Page text =
--- BEGIN ---
For all that their opponents are right when they say that republican militarism offers no way forward. In the tradition of pure physical force republicanism, RIRA boast that they have no political organisation. 

Without a thought they include pizza delivery men as targets, apparently unaware of the extent to which the policy of the 'soft target' demoralised their own supporters and besmirched the name of republicanism in the past.

They have no explanation, other than betrayal, for the abysmal failure of decades of military struggle and the relatively easy absorption of their compatriots into the structure of colonial rule. Above all they seem completely unaware that the southern capitalists are the most frantic supporters of the settlement and the chief mechanism through which the political dissolution of the Provos was obtained. 

Yet within the narrow grounds of the physical force tradition, the republicans have a clear strategy. Their military capacity represents nothing in relation to British military might, but they believe that even a low level of activity will be enough to bring down the new Stormont regime. 

A major target is Sinn Fein. The republicans calculate that the pressures of their campaign will collapse the organisation and win supporters to the RIRA. They also calculate that it will act as a recruiting sergeant, bringing disaffected nationalist youth into their ranks.

Politically their belief that armed action can bring down the northern statelet makes little sense. It is true that the Good Friday Agreement has been decaying since its inception, but it has been decaying to the right, into a more naked and reactionary expression of imperialist interest, driven by increasing unionist reaction and republican capitulation. Militarism can only play a traditional role of stirring up and accelerating the political process - in this case speeding up a drive to the right.

A sign of that drive to the right came quickly, with what one reporter called 'Martin McGuinness's 'Michael Collins moment'. (Collins was a leading figure in the Irish war of Independence who then led the Free State repression of the republicans).  McGuinness called the republicans 'traitors to the island of Ireland'. He called on his supporters to inform on them and to support state repression. 

He claimed that the new dispensation guaranteed political progress, despite being unable to show any such progress other than the presence of themselves and their supporters within the state apparatus.

Such was the determination of Sinn Fein to prove their worth that they did not stop with assurances to the British and DUP. A special meeting with representatives of the loyalist paramilitaries brought them in on the act. Apparently the fact that they retain a full arsenal of weapons aimed at Catholic workers is no longer a cause for censure.
--- END ---
Keep writing the article on the Real IRA and Sinn Fein above, picking up right after its last sentence.

Stored data =
--- BEGIN ---
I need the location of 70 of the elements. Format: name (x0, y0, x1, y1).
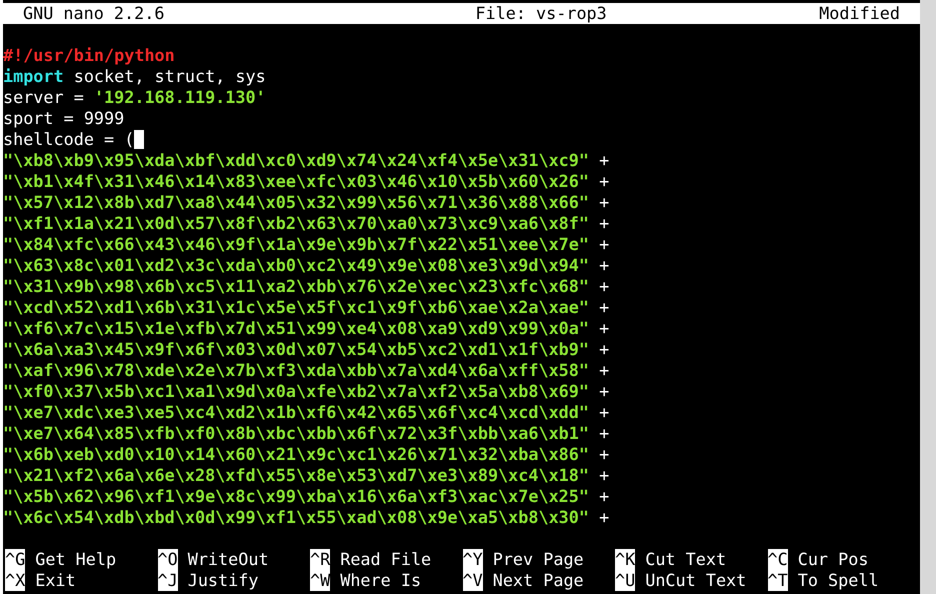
shortcut-label: Prev Page (492, 549, 584, 570)
code-text: shellcode = ( (3, 129, 134, 150)
file-name: File: vs-rop3 (474, 3, 608, 24)
string-literal: "\x5b\x62\x96\xf1\x9e\x8c\x99\xba\x16\x6a\xf3\xac\x7e\x25" (3, 486, 589, 507)
shortcut-key: ^U (615, 570, 636, 591)
string-literal: "\x6c\x54\xdb\xbd\x0d\x99\xf1\x55\xad\x08\x9e\xa5\xb8\x30" (3, 507, 589, 528)
shortcut-label: Read File (339, 549, 432, 570)
code-text: + (598, 213, 610, 234)
code-text: + (598, 276, 610, 297)
shortcut-label: Where Is (339, 570, 422, 591)
shortcut-key: ^C (768, 549, 788, 570)
string-literal: "\x6b\xeb\xd0\x10\x14\x60\x21\x9c\xc1\x26\x71\x32\xba\x86" (3, 444, 589, 465)
code-text: + (598, 255, 610, 276)
string-literal: "\xf0\x37\x5b\xc1\xa1\x9d\x0a\xfe\xb2\x7a\xf2\x5a\xb8\x69" (3, 381, 589, 402)
code-text: + (598, 465, 610, 486)
string-literal: "\xcd\x52\xd1\x6b\x31\x1c\x5e\x5f\xc1\x9f\xb6\xae\x2a\xae" (3, 297, 589, 318)
code-text: socket, struct, sys (72, 66, 266, 87)
code-text: + (598, 192, 610, 213)
shortcut-label: Next Page (492, 570, 584, 591)
string-literal: "\xe7\x64\x85\xfb\xf0\x8b\xbc\xbb\x6f\x72\x3f\xbb\xa6\xb1" (3, 423, 589, 444)
string-literal: "\x21\xf2\x6a\x6e\x28\xfd\x55\x8e\x53\xd7\xe3\x89\xc4\x18" (3, 465, 589, 486)
app-version: GNU nano 2.2.6 (23, 3, 166, 24)
code-text: + (598, 381, 610, 402)
code-text: + (598, 402, 610, 423)
string-literal: "\xe7\xdc\xe3\xe5\xc4\xd2\x1b\xf6\x42\x65\x6f\xc4\xcd\xdd" (3, 402, 589, 423)
shortcut-key: ^V (462, 570, 483, 591)
string-literal: '192.168.119.130' (94, 87, 266, 108)
shebang-text: #!/usr/bin/python (3, 45, 175, 66)
shortcut-key: ^T (768, 570, 788, 591)
shortcut-label: Justify (186, 570, 258, 591)
shortcut-key: ^R (310, 549, 330, 570)
code-text: + (598, 297, 610, 318)
string-literal: "\xb1\x4f\x31\x46\x14\x83\xee\xfc\x03\x46\x10\x5b\x60\x26" (3, 171, 589, 192)
string-literal: "\x57\x12\x8b\xd7\xa8\x44\x05\x32\x99\x56\x71\x36\x88\x66" (3, 192, 589, 213)
shortcut-key: ^K (615, 549, 636, 570)
string-literal: "\x6a\xa3\x45\x9f\x6f\x03\x0d\x07\x54\xb5\xc2\xd1\x1f\xb9" (3, 339, 589, 360)
shortcut-label: Exit (34, 570, 76, 591)
shortcut-label: To Spell (796, 570, 879, 591)
string-literal: "\x84\xfc\x66\x43\x46\x9f\x1a\x9e\x9b\x7f\x22\x51\xee\x7e" (3, 234, 589, 255)
shortcut-label: WriteOut (186, 549, 269, 570)
string-literal: "\xf1\x1a\x21\x0d\x57\x8f\xb2\x63\x70\xa0\x73\xc9\xa6\x8f" (3, 213, 589, 234)
shortcut-label: Cut Text (644, 549, 726, 570)
string-literal: "\x31\x9b\x98\x6b\xc5\x11\xa2\xbb\x76\x2e\xec\x23\xfc\x68" (3, 276, 589, 297)
code-text: + (598, 360, 610, 381)
string-literal: "\xb8\xb9\x95\xda\xbf\xdd\xc0\xd9\x74\x24\xf4\x5e\x31\xc9" (3, 150, 589, 171)
modified-status: Modified (819, 3, 900, 24)
code-text: + (598, 444, 610, 465)
code-text: + (598, 171, 610, 192)
shortcut-key: ^Y (462, 549, 483, 570)
code-text: server = (3, 87, 85, 108)
code-text: + (598, 486, 610, 507)
code-text: + (598, 318, 610, 339)
code-text: + (598, 423, 610, 444)
code-text: + (598, 234, 610, 255)
code-text: + (598, 150, 610, 171)
shortcut-label: Get Help (34, 549, 116, 570)
code-text: + (598, 339, 610, 360)
shortcut-label: UnCut Text (644, 570, 746, 591)
shortcut-key: ^W (310, 570, 330, 591)
string-literal: "\xaf\x96\x78\xde\x2e\x7b\xf3\xda\xbb\x7a\xd4\x6a\xff\x58" (3, 360, 589, 381)
code-text: + (598, 507, 610, 528)
shortcut-key: ^G (5, 549, 26, 570)
string-literal: "\xf6\x7c\x15\x1e\xfb\x7d\x51\x99\xe4\x08\xa9\xd9\x99\x0a" (3, 318, 589, 339)
shortcut-label: Cur Pos (796, 549, 868, 570)
shortcut-key: ^X (5, 570, 26, 591)
code-text: sport = 9999 (3, 108, 124, 129)
keyword-text: import (3, 66, 64, 87)
shortcut-key: ^O (158, 549, 178, 570)
string-literal: "\x63\x8c\x01\xd2\x3c\xda\xb0\xc2\x49\x9e\x08\xe3\x9d\x94" (3, 255, 589, 276)
shortcut-key: ^J (158, 570, 178, 591)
--- END ---
Result of the exercise =
Sinn Fein have little choice. They themselves are targets of the republicans. Any suggestion that the Good Friday process failed would lead to the collapse of their organisation. They must support instant state repression in the hope that it quickly defeats the militarists. In any case any hesitation on their part might well lead to their expulsion from the administration. British Tory leader David Cameron has already indicated that he wants to replace the current forced coalition of Sinn Fein and DUP with a 'voluntary coalition' - in other words, unionist majority rule.

So already we have a step-change to the right. The Irish peace process has left behind any pretence that jaw-jaw will be enough to sustain it. There is to be war-war in the form of state repression. This new dispensation will be spearheaded by Sinn Fein and will enjoy widespread public support.

In the short term the militarists have strengthened the imperialist settlement. In the long run there are still many contradictions. Sinn Fein will be isolated from significant sections of the nationalist working class and will continue to decay. The state will want to target the repression so that the republicans are isolated, but this will be difficult to do given the intelligence deficit. The DUP leadership has welcomed the Provos role in spearheading the reaction, but that does not mean they will reward them by supporting any reform. At the grassroots the reaction of many members of the DUP to the attacks will be to look for Sinn Fein's expulsion from the administration. 

The Irish peace process will continue its march to the right. A military campaign offers no solution, but then neither does the position of their opponents, which offers frantic support to the British and denounces any political criticism of the settlement as a form of terrorism. 
 
Trade union demonstrations on the days following the deaths illustrated this perfectly. They went well beyond protests about the shooting of the two workers or more general protests about militarism to hysterical calls by TU leader Peter Bunting for unconditional support for the sectarian status quo. In an even more extreme development Patricia McKeown of Unison claimed that the trade unions would act as 'civic society' in coordination with the state to make the repression successful. The widespread hysteria from all sides is not aimed at the relative handful of militarists.  The disquiet about the corrupt society that has been brought into existence is much wider and a consistent theme of the supporters of the current settlement has been to demonise the opposition and attempt to convince workers that the only alternative to supporting the status quo is a sectarian bloodbath. It is this unconditional support for an imperialist settlement, rather than a criticism of militarism that makes this Sinn Fein’s Michael Collins moment and makes the organisation an obstacle to the resolution of the Irish question.

The settlement in the North of Ireland is not a democratic settlement. It hardly pretends any longer to be one, depending on popular rejection of a failed militarism and on unconditional support for the state from the formerly anti-imperialist opposition.  That's not enough to prevent its eventual collapse. The former radicals bay their hatred of the militarists, but by blocking any political critique they are telling the disaffected and marginalised that only physical force remains as a response. 

It is for socialists and democrats to prove the former radicals wrong and build a political opposition.